» **Direction**: Reproduce the records word for word, starting with their first line and going on through the line with "desktop-icon-programme[interactable]: ★ Programme".

▬▬▬▬▬▬▬▬▬▬

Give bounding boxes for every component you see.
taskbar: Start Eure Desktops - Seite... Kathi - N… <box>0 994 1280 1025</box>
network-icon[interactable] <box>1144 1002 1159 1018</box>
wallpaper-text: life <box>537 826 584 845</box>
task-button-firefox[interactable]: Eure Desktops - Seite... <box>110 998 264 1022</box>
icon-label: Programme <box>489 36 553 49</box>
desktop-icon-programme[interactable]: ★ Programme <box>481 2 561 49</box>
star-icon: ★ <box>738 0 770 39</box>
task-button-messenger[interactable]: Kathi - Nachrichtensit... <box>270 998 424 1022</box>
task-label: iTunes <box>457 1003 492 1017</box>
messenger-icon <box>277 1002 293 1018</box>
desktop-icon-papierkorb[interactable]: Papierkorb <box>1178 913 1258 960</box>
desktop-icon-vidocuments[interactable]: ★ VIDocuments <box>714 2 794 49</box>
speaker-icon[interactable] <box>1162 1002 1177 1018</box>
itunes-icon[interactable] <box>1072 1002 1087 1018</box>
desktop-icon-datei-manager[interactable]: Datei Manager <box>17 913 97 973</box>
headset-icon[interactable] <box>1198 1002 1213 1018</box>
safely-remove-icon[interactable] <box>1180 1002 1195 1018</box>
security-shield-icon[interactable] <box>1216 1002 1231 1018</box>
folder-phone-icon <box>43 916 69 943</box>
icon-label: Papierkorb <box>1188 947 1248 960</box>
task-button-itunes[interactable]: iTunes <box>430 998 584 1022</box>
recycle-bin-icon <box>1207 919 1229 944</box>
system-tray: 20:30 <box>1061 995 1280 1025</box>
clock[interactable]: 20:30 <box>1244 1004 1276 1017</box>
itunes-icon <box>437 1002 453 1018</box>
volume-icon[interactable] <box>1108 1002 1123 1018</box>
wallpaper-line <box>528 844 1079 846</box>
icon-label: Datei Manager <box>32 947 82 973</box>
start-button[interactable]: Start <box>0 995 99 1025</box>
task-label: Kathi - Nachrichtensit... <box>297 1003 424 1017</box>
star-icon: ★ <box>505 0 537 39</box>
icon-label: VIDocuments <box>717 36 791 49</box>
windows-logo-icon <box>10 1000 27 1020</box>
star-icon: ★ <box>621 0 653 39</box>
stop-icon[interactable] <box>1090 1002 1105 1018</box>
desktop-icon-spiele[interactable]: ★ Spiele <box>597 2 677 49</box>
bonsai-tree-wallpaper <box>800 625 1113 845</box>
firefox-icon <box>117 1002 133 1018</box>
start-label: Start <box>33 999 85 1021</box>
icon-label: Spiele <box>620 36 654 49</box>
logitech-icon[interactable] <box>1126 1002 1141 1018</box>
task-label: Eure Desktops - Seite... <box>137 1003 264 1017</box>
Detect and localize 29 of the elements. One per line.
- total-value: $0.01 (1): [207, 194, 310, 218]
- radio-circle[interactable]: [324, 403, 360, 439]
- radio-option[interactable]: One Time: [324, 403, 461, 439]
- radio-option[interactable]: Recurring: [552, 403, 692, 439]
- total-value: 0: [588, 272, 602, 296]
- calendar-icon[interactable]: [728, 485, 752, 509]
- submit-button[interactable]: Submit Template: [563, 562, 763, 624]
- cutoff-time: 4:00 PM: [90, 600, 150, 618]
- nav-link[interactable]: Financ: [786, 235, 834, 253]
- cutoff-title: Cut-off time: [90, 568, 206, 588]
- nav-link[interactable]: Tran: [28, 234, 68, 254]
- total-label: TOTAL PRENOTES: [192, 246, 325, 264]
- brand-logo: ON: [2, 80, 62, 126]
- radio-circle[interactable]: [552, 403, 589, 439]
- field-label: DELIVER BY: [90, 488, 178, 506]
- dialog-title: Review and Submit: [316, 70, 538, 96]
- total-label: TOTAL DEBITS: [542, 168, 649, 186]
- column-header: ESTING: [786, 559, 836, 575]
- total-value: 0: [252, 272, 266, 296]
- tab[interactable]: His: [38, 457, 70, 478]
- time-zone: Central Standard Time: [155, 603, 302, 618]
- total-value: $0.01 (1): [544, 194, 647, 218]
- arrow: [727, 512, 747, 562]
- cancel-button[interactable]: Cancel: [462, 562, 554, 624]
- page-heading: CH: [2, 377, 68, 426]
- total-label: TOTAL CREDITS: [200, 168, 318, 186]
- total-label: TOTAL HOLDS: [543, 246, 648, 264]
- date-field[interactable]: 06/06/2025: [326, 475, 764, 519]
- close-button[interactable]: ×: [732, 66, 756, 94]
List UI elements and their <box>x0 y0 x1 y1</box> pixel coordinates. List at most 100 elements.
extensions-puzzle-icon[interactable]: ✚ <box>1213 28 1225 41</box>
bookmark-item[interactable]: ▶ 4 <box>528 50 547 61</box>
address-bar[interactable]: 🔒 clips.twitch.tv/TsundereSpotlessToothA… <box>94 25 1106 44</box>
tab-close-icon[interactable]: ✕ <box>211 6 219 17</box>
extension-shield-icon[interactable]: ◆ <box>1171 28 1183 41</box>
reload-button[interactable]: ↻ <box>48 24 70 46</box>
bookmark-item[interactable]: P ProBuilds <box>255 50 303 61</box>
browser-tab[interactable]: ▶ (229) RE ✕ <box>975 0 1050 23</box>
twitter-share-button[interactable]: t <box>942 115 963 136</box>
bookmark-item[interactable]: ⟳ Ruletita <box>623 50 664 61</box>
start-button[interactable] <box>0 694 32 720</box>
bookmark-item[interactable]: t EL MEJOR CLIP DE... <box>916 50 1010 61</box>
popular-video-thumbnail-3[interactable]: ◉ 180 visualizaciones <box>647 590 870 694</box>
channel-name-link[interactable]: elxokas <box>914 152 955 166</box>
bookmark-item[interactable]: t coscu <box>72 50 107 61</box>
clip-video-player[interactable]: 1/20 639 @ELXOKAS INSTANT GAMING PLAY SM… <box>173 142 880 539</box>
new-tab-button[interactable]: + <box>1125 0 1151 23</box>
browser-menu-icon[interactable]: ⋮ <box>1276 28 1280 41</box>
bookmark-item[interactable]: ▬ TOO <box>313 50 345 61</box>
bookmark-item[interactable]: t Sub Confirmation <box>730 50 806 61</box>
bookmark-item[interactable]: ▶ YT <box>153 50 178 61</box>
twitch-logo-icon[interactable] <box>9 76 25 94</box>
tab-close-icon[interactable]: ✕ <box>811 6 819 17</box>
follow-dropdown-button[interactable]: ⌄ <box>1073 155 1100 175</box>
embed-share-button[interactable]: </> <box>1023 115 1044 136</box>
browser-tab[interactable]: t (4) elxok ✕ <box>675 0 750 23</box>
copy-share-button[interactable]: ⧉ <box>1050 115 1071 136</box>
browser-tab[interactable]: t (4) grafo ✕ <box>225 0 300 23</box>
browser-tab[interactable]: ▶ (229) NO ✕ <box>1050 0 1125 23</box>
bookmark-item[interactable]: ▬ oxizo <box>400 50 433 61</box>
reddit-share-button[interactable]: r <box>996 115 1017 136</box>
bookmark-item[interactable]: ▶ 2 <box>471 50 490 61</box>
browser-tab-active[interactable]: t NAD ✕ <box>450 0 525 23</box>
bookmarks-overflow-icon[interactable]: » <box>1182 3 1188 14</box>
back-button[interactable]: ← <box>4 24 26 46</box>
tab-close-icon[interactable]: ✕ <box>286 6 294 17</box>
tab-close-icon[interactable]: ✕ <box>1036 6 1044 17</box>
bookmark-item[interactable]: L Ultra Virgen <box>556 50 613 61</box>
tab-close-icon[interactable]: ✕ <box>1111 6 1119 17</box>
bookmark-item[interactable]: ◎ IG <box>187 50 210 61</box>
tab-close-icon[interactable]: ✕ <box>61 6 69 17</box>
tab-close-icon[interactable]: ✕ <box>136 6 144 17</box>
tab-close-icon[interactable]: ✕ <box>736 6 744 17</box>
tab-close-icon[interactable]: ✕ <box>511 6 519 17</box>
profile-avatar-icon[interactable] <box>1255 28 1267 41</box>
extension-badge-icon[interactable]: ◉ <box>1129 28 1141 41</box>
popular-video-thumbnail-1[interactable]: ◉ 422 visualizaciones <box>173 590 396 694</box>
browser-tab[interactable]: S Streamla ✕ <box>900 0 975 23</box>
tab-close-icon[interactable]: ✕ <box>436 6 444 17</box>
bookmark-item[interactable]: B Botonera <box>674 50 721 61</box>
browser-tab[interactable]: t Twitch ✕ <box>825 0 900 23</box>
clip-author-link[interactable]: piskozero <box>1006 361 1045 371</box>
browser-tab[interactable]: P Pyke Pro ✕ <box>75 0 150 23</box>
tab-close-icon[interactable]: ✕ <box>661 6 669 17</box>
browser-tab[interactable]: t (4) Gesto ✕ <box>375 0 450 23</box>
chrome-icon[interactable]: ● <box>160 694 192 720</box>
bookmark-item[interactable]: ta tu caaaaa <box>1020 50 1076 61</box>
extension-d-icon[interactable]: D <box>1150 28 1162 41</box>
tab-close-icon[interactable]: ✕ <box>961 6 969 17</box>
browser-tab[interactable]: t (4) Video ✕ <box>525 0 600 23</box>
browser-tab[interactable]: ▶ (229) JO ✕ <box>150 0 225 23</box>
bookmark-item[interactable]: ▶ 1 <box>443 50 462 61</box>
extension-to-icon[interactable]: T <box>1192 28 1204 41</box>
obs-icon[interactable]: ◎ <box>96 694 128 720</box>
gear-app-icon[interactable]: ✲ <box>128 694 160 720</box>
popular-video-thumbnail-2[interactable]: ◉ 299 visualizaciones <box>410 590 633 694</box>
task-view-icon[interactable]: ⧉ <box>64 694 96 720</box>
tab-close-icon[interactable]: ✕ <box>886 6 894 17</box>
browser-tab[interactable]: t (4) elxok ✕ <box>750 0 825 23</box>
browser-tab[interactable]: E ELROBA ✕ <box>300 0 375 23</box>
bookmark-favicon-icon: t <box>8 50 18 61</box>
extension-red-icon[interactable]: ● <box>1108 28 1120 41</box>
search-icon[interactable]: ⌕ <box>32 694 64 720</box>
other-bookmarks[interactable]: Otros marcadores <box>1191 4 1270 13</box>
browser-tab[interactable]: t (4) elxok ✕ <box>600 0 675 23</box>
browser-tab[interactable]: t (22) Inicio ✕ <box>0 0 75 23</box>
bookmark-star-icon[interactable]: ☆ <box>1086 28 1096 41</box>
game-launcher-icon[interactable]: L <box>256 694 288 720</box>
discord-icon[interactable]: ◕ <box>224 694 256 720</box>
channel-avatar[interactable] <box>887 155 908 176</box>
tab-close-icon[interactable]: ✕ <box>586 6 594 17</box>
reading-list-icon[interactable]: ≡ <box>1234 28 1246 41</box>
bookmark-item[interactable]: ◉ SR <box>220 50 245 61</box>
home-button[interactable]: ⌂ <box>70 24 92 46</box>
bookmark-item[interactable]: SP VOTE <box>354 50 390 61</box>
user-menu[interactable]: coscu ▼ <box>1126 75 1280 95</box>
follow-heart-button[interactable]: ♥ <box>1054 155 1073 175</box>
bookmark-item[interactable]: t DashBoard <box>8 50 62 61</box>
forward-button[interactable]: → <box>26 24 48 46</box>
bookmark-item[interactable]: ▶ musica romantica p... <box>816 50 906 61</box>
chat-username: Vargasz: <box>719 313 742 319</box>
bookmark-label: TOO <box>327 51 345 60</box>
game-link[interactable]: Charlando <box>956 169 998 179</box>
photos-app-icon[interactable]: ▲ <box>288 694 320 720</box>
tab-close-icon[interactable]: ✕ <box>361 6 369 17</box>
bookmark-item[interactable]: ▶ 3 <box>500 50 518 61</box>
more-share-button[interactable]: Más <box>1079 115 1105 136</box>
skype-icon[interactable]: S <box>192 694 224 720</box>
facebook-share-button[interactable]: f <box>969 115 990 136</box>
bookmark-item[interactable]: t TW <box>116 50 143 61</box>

▬▬▬▬▬▬▬▬▬▬

» **Problem solution**:
Give bounding boxes for every component you see.
taskbar: Start Eure Desktops - Seite... Kathi - N… <box>0 994 1280 1025</box>
network-icon[interactable] <box>1144 1002 1159 1018</box>
wallpaper-text: life <box>537 826 584 845</box>
task-button-firefox[interactable]: Eure Desktops - Seite... <box>110 998 264 1022</box>
icon-label: Programme <box>489 36 553 49</box>
desktop-icon-programme[interactable]: ★ Programme <box>481 2 561 49</box>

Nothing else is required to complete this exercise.